* _Instructions to follow_:
Repeat every line exactly, keeping the pictures out of the copy.
---------------
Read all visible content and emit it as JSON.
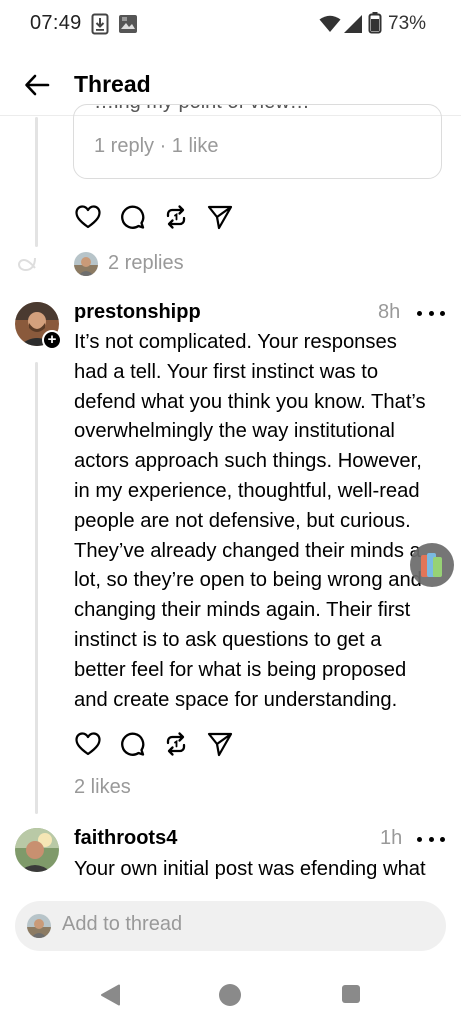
{
  "status_bar": {
    "time": "07:49",
    "battery": "73%",
    "icons": [
      "download-notification-icon",
      "photo-notification-icon",
      "wifi-icon",
      "cell-signal-icon",
      "battery-icon"
    ]
  },
  "header": {
    "title": "Thread",
    "back_icon": "arrow-left-icon"
  },
  "quote_card": {
    "partial_text": "…ing my point of view…",
    "meta": "1 reply · 1 like"
  },
  "first_post_actions": {
    "icons": [
      "heart-icon",
      "comment-icon",
      "repost-icon",
      "share-icon"
    ]
  },
  "replies_summary": {
    "text": "2 replies"
  },
  "posts": [
    {
      "username": "prestonshipp",
      "time": "8h",
      "lines": [
        "It’s not complicated. Your responses",
        "had a tell. Your first instinct was to",
        "defend what you think you know. That’s",
        "overwhelmingly the way institutional",
        "actors approach such things. However,",
        "in my experience, thoughtful, well-read",
        "people are not defensive, but curious.",
        "They’ve already changed their minds a",
        "lot, so they’re open to being wrong and",
        "changing their minds again. Their first",
        "instinct is to ask questions to get a",
        "better feel for what is being proposed",
        "and create space for understanding."
      ],
      "likes": "2 likes",
      "follow_badge": "+"
    },
    {
      "username": "faithroots4",
      "time": "1h",
      "lines": [
        "Your own initial post was efending what"
      ]
    }
  ],
  "compose": {
    "placeholder": "Add to thread"
  },
  "nav_bar": {
    "icons": [
      "nav-back-icon",
      "nav-home-icon",
      "nav-recents-icon"
    ]
  },
  "colors": {
    "text": "#000000",
    "muted": "#999999",
    "divider": "#e3e3e3",
    "compose_bg": "#f0f0f0"
  }
}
---------------
* _Result of this exercise_:
Read all visible content and emit it as JSON.
{
  "status_bar": {
    "time": "07:49",
    "battery": "73%",
    "icons": [
      "download-notification-icon",
      "photo-notification-icon",
      "wifi-icon",
      "cell-signal-icon",
      "battery-icon"
    ]
  },
  "header": {
    "title": "Thread",
    "back_icon": "arrow-left-icon"
  },
  "quote_card": {
    "partial_text": "…ing my point of view…",
    "meta": "1 reply · 1 like"
  },
  "first_post_actions": {
    "icons": [
      "heart-icon",
      "comment-icon",
      "repost-icon",
      "share-icon"
    ]
  },
  "replies_summary": {
    "text": "2 replies"
  },
  "posts": [
    {
      "username": "prestonshipp",
      "time": "8h",
      "lines": [
        "It’s not complicated. Your responses",
        "had a tell. Your first instinct was to",
        "defend what you think you know. That’s",
        "overwhelmingly the way institutional",
        "actors approach such things. However,",
        "in my experience, thoughtful, well-read",
        "people are not defensive, but curious.",
        "They’ve already changed their minds a",
        "lot, so they’re open to being wrong and",
        "changing their minds again. Their first",
        "instinct is to ask questions to get a",
        "better feel for what is being proposed",
        "and create space for understanding."
      ],
      "likes": "2 likes",
      "follow_badge": "+"
    },
    {
      "username": "faithroots4",
      "time": "1h",
      "lines": [
        "Your own initial post was efending what"
      ]
    }
  ],
  "compose": {
    "placeholder": "Add to thread"
  },
  "nav_bar": {
    "icons": [
      "nav-back-icon",
      "nav-home-icon",
      "nav-recents-icon"
    ]
  },
  "colors": {
    "text": "#000000",
    "muted": "#999999",
    "divider": "#e3e3e3",
    "compose_bg": "#f0f0f0"
  }
}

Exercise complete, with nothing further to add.